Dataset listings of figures
------------

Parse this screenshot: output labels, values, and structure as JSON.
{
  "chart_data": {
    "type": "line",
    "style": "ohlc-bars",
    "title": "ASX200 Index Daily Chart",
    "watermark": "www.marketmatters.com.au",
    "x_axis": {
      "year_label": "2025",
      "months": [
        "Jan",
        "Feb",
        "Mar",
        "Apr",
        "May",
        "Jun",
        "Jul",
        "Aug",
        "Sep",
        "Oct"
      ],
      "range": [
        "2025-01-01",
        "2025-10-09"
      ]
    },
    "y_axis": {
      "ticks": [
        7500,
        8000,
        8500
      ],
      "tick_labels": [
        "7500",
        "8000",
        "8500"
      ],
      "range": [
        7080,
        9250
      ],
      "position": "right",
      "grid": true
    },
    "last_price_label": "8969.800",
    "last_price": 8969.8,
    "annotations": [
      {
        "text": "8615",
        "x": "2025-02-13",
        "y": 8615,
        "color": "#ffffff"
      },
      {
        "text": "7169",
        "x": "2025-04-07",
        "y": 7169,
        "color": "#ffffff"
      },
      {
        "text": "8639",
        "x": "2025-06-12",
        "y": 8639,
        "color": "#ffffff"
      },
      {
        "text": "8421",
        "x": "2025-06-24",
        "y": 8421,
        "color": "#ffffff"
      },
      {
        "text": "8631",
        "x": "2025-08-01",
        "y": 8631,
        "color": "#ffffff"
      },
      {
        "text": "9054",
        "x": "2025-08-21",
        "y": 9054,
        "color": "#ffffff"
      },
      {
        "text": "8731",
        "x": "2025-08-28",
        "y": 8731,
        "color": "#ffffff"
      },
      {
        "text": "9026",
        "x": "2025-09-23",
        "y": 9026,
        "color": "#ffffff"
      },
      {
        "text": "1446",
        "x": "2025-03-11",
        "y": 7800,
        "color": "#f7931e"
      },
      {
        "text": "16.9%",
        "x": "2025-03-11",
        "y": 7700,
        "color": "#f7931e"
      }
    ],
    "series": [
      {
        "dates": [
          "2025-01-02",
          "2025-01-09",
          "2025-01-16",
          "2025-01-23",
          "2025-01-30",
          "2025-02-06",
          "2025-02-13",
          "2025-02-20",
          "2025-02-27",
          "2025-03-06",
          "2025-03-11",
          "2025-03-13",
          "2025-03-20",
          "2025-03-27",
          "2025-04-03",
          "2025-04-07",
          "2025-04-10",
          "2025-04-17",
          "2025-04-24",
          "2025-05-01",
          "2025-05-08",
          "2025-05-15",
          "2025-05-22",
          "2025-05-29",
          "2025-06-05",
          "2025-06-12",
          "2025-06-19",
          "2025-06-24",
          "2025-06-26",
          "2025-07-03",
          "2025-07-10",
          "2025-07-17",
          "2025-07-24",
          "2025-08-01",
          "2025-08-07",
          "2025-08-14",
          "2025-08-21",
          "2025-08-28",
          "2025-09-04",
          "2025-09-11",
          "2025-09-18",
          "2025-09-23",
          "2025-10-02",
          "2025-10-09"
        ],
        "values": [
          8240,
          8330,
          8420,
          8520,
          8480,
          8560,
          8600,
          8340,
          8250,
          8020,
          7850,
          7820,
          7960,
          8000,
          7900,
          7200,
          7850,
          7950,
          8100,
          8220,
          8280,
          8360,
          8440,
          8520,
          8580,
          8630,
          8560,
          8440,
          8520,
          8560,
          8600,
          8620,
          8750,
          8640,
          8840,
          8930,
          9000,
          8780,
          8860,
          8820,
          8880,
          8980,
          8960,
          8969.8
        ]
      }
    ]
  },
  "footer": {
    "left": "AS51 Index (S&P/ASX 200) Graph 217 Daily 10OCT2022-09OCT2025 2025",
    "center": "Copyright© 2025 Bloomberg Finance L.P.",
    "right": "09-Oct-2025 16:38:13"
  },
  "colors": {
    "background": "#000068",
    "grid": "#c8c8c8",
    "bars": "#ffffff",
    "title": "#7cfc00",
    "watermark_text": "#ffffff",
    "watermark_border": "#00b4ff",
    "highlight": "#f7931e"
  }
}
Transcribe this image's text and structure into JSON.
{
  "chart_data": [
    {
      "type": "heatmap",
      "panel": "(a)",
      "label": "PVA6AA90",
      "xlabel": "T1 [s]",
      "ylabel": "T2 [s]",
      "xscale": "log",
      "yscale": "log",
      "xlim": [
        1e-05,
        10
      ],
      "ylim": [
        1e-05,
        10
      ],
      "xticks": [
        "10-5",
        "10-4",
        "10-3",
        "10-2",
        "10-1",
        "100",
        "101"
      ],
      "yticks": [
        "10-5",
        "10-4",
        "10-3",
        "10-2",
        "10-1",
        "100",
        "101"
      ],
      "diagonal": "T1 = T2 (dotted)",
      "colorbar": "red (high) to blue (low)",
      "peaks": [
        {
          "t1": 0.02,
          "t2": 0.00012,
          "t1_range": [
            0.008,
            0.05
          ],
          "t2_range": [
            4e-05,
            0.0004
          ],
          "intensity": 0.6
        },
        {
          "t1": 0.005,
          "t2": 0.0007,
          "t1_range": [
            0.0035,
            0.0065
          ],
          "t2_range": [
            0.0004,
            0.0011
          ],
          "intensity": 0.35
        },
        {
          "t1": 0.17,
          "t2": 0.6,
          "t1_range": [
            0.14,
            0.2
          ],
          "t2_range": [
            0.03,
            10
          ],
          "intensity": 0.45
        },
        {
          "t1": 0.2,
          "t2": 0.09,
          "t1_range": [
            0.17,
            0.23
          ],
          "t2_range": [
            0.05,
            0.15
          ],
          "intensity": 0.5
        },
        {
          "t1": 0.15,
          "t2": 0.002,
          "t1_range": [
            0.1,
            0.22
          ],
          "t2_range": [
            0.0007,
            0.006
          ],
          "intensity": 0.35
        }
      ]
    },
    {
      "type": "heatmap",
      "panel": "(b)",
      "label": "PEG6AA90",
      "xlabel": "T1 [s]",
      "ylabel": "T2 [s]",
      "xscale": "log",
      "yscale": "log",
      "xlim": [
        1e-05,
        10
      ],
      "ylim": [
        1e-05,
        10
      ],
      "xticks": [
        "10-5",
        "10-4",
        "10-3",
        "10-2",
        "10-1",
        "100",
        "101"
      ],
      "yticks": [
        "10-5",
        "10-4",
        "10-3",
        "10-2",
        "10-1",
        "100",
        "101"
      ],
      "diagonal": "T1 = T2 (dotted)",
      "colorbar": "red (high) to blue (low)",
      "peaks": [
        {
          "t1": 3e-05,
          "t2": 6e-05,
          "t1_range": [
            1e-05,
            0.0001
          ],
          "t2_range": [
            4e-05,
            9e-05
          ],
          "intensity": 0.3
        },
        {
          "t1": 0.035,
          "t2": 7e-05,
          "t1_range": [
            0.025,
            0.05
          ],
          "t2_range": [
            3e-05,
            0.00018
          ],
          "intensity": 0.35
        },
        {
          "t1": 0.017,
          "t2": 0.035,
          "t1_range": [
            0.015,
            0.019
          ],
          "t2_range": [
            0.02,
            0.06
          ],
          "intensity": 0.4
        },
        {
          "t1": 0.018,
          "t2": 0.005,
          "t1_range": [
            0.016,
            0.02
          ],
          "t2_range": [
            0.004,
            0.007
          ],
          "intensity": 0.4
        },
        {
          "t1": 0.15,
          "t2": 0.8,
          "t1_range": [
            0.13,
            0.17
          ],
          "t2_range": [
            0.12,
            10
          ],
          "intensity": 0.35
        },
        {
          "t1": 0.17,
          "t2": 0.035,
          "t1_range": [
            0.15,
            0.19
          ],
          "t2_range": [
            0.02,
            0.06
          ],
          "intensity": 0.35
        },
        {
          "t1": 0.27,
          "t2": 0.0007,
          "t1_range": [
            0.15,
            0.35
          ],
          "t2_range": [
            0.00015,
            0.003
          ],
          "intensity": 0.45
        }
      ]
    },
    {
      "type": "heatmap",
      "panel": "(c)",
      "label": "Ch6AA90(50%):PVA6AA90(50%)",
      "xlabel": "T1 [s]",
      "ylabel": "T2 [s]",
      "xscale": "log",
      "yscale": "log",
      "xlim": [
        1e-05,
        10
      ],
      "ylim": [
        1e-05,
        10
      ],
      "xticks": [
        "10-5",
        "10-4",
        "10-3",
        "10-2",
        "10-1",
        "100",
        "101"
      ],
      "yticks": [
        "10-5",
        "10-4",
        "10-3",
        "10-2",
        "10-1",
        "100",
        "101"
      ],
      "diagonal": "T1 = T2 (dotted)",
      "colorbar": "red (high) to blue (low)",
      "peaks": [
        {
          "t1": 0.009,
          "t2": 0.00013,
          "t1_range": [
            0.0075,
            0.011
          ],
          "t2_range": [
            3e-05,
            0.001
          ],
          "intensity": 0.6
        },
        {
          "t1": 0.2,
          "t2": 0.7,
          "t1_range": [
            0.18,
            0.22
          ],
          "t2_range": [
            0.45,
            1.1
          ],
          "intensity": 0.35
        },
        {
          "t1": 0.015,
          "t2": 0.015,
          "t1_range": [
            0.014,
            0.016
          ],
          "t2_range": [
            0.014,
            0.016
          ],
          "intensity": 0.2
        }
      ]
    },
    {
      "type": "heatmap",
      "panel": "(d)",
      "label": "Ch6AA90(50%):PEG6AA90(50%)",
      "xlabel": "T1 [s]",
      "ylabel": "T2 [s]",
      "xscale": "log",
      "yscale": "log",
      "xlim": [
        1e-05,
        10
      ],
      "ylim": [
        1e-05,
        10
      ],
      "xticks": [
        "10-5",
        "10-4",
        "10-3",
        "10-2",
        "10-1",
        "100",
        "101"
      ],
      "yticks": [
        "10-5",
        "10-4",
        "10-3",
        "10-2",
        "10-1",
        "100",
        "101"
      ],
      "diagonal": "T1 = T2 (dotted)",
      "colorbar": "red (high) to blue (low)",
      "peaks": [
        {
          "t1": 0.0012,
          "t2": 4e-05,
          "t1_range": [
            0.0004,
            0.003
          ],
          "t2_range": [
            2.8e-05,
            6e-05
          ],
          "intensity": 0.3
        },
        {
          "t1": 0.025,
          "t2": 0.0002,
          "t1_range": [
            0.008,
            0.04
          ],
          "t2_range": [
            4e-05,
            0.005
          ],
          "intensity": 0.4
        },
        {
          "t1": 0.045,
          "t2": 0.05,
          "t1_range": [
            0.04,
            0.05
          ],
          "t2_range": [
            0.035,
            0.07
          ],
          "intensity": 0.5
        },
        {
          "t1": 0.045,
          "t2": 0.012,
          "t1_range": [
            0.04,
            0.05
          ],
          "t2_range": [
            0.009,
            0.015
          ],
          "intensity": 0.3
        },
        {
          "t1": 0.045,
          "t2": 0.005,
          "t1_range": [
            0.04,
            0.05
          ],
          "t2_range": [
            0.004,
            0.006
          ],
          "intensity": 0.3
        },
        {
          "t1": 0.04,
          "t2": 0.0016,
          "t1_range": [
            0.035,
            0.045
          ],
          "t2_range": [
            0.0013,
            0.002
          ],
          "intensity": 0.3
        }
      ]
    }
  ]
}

------------

Given instruction: Find the word "title" and list each line it appears in.

Finished task:
    "title": "ASX200 Index Daily Chart",
    "title": "#7cfc00",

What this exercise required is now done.